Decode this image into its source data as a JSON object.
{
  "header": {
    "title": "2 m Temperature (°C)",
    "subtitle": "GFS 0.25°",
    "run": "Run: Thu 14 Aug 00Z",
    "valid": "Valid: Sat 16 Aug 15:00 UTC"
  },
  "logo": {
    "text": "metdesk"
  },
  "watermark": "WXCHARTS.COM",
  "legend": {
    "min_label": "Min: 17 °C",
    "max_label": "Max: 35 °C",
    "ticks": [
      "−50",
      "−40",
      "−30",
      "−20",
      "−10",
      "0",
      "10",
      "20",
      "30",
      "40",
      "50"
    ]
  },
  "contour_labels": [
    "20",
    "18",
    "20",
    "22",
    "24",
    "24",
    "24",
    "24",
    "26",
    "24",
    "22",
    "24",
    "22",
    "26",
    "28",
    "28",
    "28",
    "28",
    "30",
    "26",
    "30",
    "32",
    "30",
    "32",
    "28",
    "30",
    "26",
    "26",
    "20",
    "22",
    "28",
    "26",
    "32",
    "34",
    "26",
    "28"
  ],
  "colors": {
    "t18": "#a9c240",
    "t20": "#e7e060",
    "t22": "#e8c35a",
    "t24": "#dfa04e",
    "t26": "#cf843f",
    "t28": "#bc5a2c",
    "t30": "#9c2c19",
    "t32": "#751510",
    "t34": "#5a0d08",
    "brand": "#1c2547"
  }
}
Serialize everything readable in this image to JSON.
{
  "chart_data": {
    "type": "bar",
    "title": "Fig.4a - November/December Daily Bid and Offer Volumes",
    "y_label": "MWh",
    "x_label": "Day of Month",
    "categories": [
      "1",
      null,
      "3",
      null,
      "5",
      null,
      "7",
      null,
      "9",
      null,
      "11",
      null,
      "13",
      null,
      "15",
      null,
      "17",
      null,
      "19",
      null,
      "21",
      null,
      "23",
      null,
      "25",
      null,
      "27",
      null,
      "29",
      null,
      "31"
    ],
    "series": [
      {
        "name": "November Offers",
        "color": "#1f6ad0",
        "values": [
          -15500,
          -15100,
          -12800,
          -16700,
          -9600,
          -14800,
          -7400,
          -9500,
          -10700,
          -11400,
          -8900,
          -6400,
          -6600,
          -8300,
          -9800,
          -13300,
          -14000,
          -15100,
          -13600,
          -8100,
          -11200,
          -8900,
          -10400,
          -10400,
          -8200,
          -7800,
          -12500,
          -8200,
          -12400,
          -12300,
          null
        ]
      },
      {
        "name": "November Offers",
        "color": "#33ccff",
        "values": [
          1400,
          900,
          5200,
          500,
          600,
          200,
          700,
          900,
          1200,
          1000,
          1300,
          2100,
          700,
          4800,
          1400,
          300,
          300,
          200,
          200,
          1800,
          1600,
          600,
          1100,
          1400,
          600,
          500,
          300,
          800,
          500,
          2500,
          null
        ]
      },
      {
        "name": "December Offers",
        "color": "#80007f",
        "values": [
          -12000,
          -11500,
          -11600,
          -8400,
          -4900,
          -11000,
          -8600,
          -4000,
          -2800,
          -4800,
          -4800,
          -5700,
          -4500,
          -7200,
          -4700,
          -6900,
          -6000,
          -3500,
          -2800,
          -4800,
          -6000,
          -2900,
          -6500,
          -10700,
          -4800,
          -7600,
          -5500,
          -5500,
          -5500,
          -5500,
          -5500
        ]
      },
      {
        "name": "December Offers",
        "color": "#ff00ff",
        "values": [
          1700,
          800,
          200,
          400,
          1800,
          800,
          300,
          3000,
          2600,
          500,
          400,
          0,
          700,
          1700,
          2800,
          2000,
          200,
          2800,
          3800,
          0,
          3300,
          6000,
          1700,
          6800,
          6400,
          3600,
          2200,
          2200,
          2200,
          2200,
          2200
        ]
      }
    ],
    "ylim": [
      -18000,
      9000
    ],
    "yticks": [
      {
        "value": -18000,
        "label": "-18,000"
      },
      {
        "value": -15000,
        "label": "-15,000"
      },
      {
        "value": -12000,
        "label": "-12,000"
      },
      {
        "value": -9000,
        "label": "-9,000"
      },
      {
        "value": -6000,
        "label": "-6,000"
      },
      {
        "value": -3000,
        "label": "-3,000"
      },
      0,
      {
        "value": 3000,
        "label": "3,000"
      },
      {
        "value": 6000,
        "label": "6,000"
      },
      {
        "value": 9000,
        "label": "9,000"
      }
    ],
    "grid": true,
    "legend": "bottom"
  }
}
○ ○ ○ ○
### WHAT IS NEEDED
Transcribe each entry exactly.

### OUTPUT OF THE TASK
Decode this image into its source data as a JSON object.
{
  "header": {
    "title": "2 m Temperature (°C)",
    "subtitle": "GFS 0.25°",
    "run": "Run: Thu 14 Aug 00Z",
    "valid": "Valid: Sat 16 Aug 15:00 UTC"
  },
  "logo": {
    "text": "metdesk"
  },
  "watermark": "WXCHARTS.COM",
  "legend": {
    "min_label": "Min: 17 °C",
    "max_label": "Max: 35 °C",
    "ticks": [
      "−50",
      "−40",
      "−30",
      "−20",
      "−10",
      "0",
      "10",
      "20",
      "30",
      "40",
      "50"
    ]
  },
  "contour_labels": [
    "20",
    "18",
    "20",
    "22",
    "24",
    "24",
    "24",
    "24",
    "26",
    "24",
    "22",
    "24",
    "22",
    "26",
    "28",
    "28",
    "28",
    "28",
    "30",
    "26",
    "30",
    "32",
    "30",
    "32",
    "28",
    "30",
    "26",
    "26",
    "20",
    "22",
    "28",
    "26",
    "32",
    "34",
    "26",
    "28"
  ],
  "colors": {
    "t18": "#a9c240",
    "t20": "#e7e060",
    "t22": "#e8c35a",
    "t24": "#dfa04e",
    "t26": "#cf843f",
    "t28": "#bc5a2c",
    "t30": "#9c2c19",
    "t32": "#751510",
    "t34": "#5a0d08",
    "brand": "#1c2547"
  }
}
Serialize everything readable in this image to JSON.
{
  "chart_data": {
    "type": "bar",
    "title": "Fig.4a - November/December Daily Bid and Offer Volumes",
    "y_label": "MWh",
    "x_label": "Day of Month",
    "categories": [
      "1",
      null,
      "3",
      null,
      "5",
      null,
      "7",
      null,
      "9",
      null,
      "11",
      null,
      "13",
      null,
      "15",
      null,
      "17",
      null,
      "19",
      null,
      "21",
      null,
      "23",
      null,
      "25",
      null,
      "27",
      null,
      "29",
      null,
      "31"
    ],
    "series": [
      {
        "name": "November Offers",
        "color": "#1f6ad0",
        "values": [
          -15500,
          -15100,
          -12800,
          -16700,
          -9600,
          -14800,
          -7400,
          -9500,
          -10700,
          -11400,
          -8900,
          -6400,
          -6600,
          -8300,
          -9800,
          -13300,
          -14000,
          -15100,
          -13600,
          -8100,
          -11200,
          -8900,
          -10400,
          -10400,
          -8200,
          -7800,
          -12500,
          -8200,
          -12400,
          -12300,
          null
        ]
      },
      {
        "name": "November Offers",
        "color": "#33ccff",
        "values": [
          1400,
          900,
          5200,
          500,
          600,
          200,
          700,
          900,
          1200,
          1000,
          1300,
          2100,
          700,
          4800,
          1400,
          300,
          300,
          200,
          200,
          1800,
          1600,
          600,
          1100,
          1400,
          600,
          500,
          300,
          800,
          500,
          2500,
          null
        ]
      },
      {
        "name": "December Offers",
        "color": "#80007f",
        "values": [
          -12000,
          -11500,
          -11600,
          -8400,
          -4900,
          -11000,
          -8600,
          -4000,
          -2800,
          -4800,
          -4800,
          -5700,
          -4500,
          -7200,
          -4700,
          -6900,
          -6000,
          -3500,
          -2800,
          -4800,
          -6000,
          -2900,
          -6500,
          -10700,
          -4800,
          -7600,
          -5500,
          -5500,
          -5500,
          -5500,
          -5500
        ]
      },
      {
        "name": "December Offers",
        "color": "#ff00ff",
        "values": [
          1700,
          800,
          200,
          400,
          1800,
          800,
          300,
          3000,
          2600,
          500,
          400,
          0,
          700,
          1700,
          2800,
          2000,
          200,
          2800,
          3800,
          0,
          3300,
          6000,
          1700,
          6800,
          6400,
          3600,
          2200,
          2200,
          2200,
          2200,
          2200
        ]
      }
    ],
    "ylim": [
      -18000,
      9000
    ],
    "yticks": [
      {
        "value": -18000,
        "label": "-18,000"
      },
      {
        "value": -15000,
        "label": "-15,000"
      },
      {
        "value": -12000,
        "label": "-12,000"
      },
      {
        "value": -9000,
        "label": "-9,000"
      },
      {
        "value": -6000,
        "label": "-6,000"
      },
      {
        "value": -3000,
        "label": "-3,000"
      },
      0,
      {
        "value": 3000,
        "label": "3,000"
      },
      {
        "value": 6000,
        "label": "6,000"
      },
      {
        "value": 9000,
        "label": "9,000"
      }
    ],
    "grid": true,
    "legend": "bottom"
  }
}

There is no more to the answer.